— START Records —

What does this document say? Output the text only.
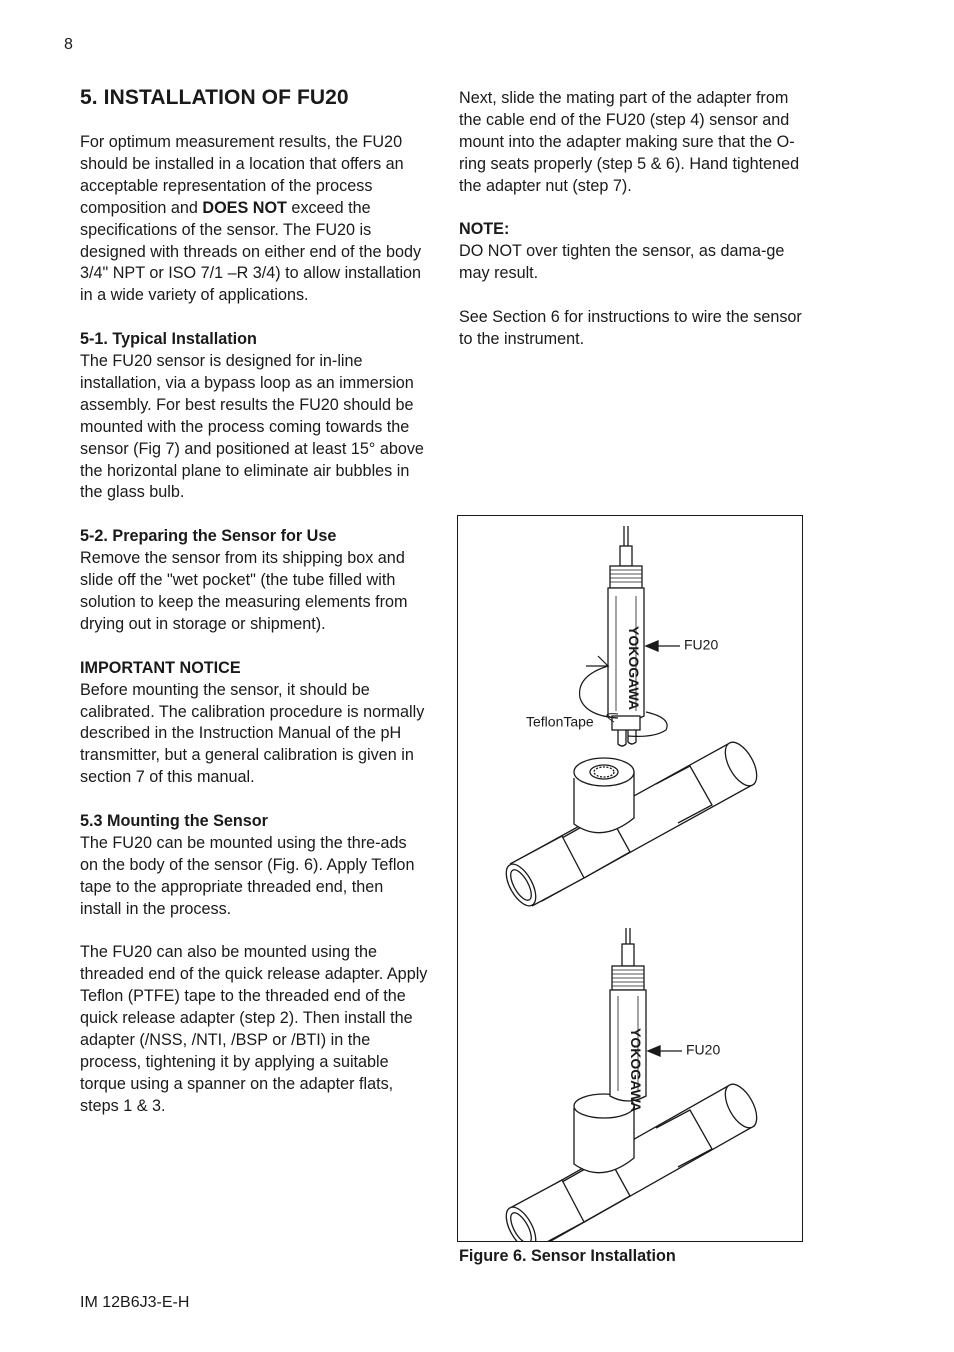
8
5. INSTALLATION OF FU20

For optimum measurement results, the FU20 should be installed in a location that offers an acceptable representation of the process composition and DOES NOT exceed the specifications of the sensor. The FU20 is designed with threads on either end of the body 3/4" NPT or ISO 7/1 –R 3/4) to allow installation in a wide variety of applications.

5-1. Typical Installation

The FU20 sensor is designed for in-line installation, via a bypass loop as an immersion assembly. For best results the FU20 should be mounted with the process coming towards the sensor (Fig 7) and positioned at least 15° above the horizontal plane to eliminate air bubbles in the glass bulb.

5-2. Preparing the Sensor for Use

Remove the sensor from its shipping box and slide off the "wet pocket" (the tube filled with solution to keep the measuring elements from drying out in storage or shipment).

IMPORTANT NOTICE

Before mounting the sensor, it should be calibrated. The calibration procedure is normally described in the Instruction Manual of the pH transmitter, but a general calibration is given in section 7 of this manual.

5.3 Mounting the Sensor

The FU20 can be mounted using the thre-ads on the body of the sensor (Fig. 6). Apply Teflon tape to the appropriate threaded end, then install in the process.

The FU20 can also be mounted using the threaded end of the quick release adapter. Apply Teflon (PTFE) tape to the threaded end of the quick release adapter (step 2). Then install the adapter (/NSS, /NTI, /BSP or /BTI) in the process, tightening it by applying a suitable torque using a spanner on the adapter flats, steps 1 & 3.

Next, slide the mating part of the adapter from the cable end of the FU20 (step 4) sensor and mount into the adapter making sure that the O-ring seats properly (step 5 & 6). Hand tightened the adapter nut (step 7).

NOTE:

DO NOT over tighten the sensor, as dama-ge may result.

See Section 6 for instructions to wire the sensor to the instrument.

YOKOGAWA
YOKOGAWA
FU20
TeflonTape
FU20
Figure 6. Sensor Installation
IM 12B6J3-E-H
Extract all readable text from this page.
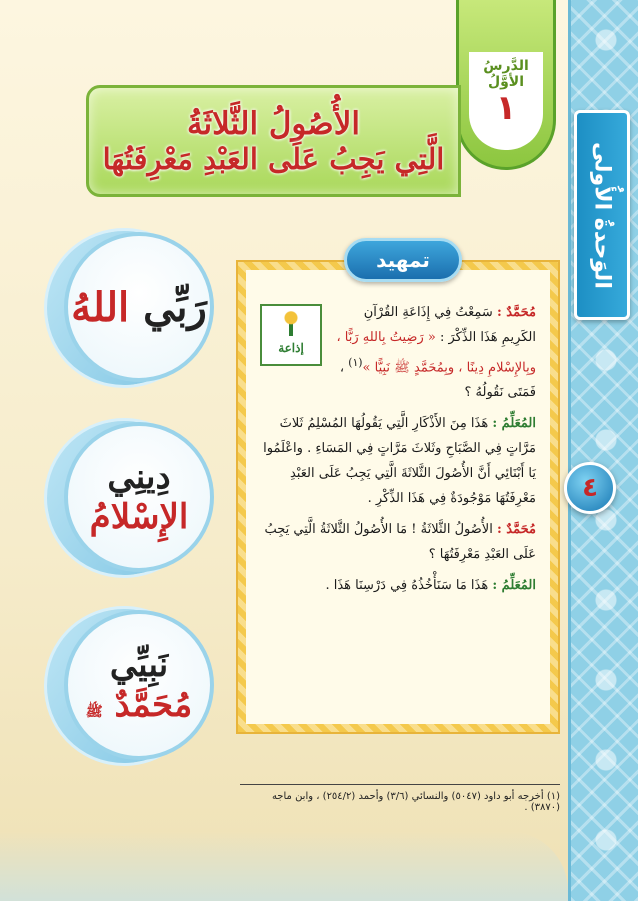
الوَحدةُ الأُولى
٤
الدَّرسُ
الأوَّلُ
١
الأُصُولُ الثَّلاثَةُ
الَّتِي يَجِبُ عَلَى العَبْدِ مَعْرِفَتُهَا
رَبِّي اللهُ
دِينِي
الإِسْلامُ
نَبِيِّي
مُحَمَّدٌ ﷺ
إذاعة
مُحَمَّدٌ : سَمِعْتُ فِي إِذَاعَةِ القُرْآنِ الكَرِيمِ هَذَا الذِّكْرَ : « رَضِيتُ بِاللهِ رَبًّا ، وبِالإِسْلامِ دِينًا ، وبِمُحَمَّدٍ ﷺ نَبِيًّا »$^{(١)}$ ، فَمَتَى نَقُولُهُ ؟
المُعَلِّمُ : هَذَا مِنَ الأَذْكَارِ الَّتِي يَقُولُهَا المُسْلِمُ ثَلاثَ مَرَّاتٍ فِي الصَّبَاحِ وثَلاثَ مَرَّاتٍ فِي المَسَاءِ . واعْلَمُوا يَا أَبْنَائِي أَنَّ الأُصُولَ الثَّلاثَةَ الَّتِي يَجِبُ عَلَى العَبْدِ مَعْرِفَتُهَا مَوْجُودَةٌ فِي هَذَا الذِّكْرِ .
مُحَمَّدٌ : الأُصُولُ الثَّلاثَةُ ! مَا الأُصُولُ الثَّلاثَةُ الَّتِي يَجِبُ عَلَى العَبْدِ مَعْرِفَتُهَا ؟
المُعَلِّمُ : هَذَا مَا سَنَأْخُذُهُ فِي دَرْسِنَا هَذَا .
تمهيد
(١) أخرجه أبو داود (٥٠٤٧) والنسائي (٣/٦) وأحمد (٢٥٤/٢) ، وابن ماجه (٣٨٧٠) .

— END Records —

▶ **The request**
Do not include images; quote all of the entries above exactly.

▶ **Output below**
What does this document say? Output the text only.
8
5. INSTALLATION OF FU20

For optimum measurement results, the FU20 should be installed in a location that offers an acceptable representation of the process composition and DOES NOT exceed the specifications of the sensor. The FU20 is designed with threads on either end of the body 3/4" NPT or ISO 7/1 –R 3/4) to allow installation in a wide variety of applications.

5-1. Typical Installation

The FU20 sensor is designed for in-line installation, via a bypass loop as an immersion assembly. For best results the FU20 should be mounted with the process coming towards the sensor (Fig 7) and positioned at least 15° above the horizontal plane to eliminate air bubbles in the glass bulb.

5-2. Preparing the Sensor for Use

Remove the sensor from its shipping box and slide off the "wet pocket" (the tube filled with solution to keep the measuring elements from drying out in storage or shipment).

IMPORTANT NOTICE

Before mounting the sensor, it should be calibrated. The calibration procedure is normally described in the Instruction Manual of the pH transmitter, but a general calibration is given in section 7 of this manual.

5.3 Mounting the Sensor

The FU20 can be mounted using the thre-ads on the body of the sensor (Fig. 6). Apply Teflon tape to the appropriate threaded end, then install in the process.

The FU20 can also be mounted using the threaded end of the quick release adapter. Apply Teflon (PTFE) tape to the threaded end of the quick release adapter (step 2). Then install the adapter (/NSS, /NTI, /BSP or /BTI) in the process, tightening it by applying a suitable torque using a spanner on the adapter flats, steps 1 & 3.

Next, slide the mating part of the adapter from the cable end of the FU20 (step 4) sensor and mount into the adapter making sure that the O-ring seats properly (step 5 & 6). Hand tightened the adapter nut (step 7).

NOTE:

DO NOT over tighten the sensor, as dama-ge may result.

See Section 6 for instructions to wire the sensor to the instrument.

YOKOGAWA
YOKOGAWA
FU20
TeflonTape
FU20
Figure 6. Sensor Installation
IM 12B6J3-E-H
Extract all readable text from this page.
الوَحدةُ الأُولى
٤
الدَّرسُ
الأوَّلُ
١
الأُصُولُ الثَّلاثَةُ
الَّتِي يَجِبُ عَلَى العَبْدِ مَعْرِفَتُهَا
رَبِّي اللهُ
دِينِي
الإِسْلامُ
نَبِيِّي
مُحَمَّدٌ ﷺ
إذاعة
مُحَمَّدٌ : سَمِعْتُ فِي إِذَاعَةِ القُرْآنِ الكَرِيمِ هَذَا الذِّكْرَ : « رَضِيتُ بِاللهِ رَبًّا ، وبِالإِسْلامِ دِينًا ، وبِمُحَمَّدٍ ﷺ نَبِيًّا »$^{(١)}$ ، فَمَتَى نَقُولُهُ ؟
المُعَلِّمُ : هَذَا مِنَ الأَذْكَارِ الَّتِي يَقُولُهَا المُسْلِمُ ثَلاثَ مَرَّاتٍ فِي الصَّبَاحِ وثَلاثَ مَرَّاتٍ فِي المَسَاءِ . واعْلَمُوا يَا أَبْنَائِي أَنَّ الأُصُولَ الثَّلاثَةَ الَّتِي يَجِبُ عَلَى العَبْدِ مَعْرِفَتُهَا مَوْجُودَةٌ فِي هَذَا الذِّكْرِ .
مُحَمَّدٌ : الأُصُولُ الثَّلاثَةُ ! مَا الأُصُولُ الثَّلاثَةُ الَّتِي يَجِبُ عَلَى العَبْدِ مَعْرِفَتُهَا ؟
المُعَلِّمُ : هَذَا مَا سَنَأْخُذُهُ فِي دَرْسِنَا هَذَا .
تمهيد
(١) أخرجه أبو داود (٥٠٤٧) والنسائي (٣/٦) وأحمد (٢٥٤/٢) ، وابن ماجه (٣٨٧٠) .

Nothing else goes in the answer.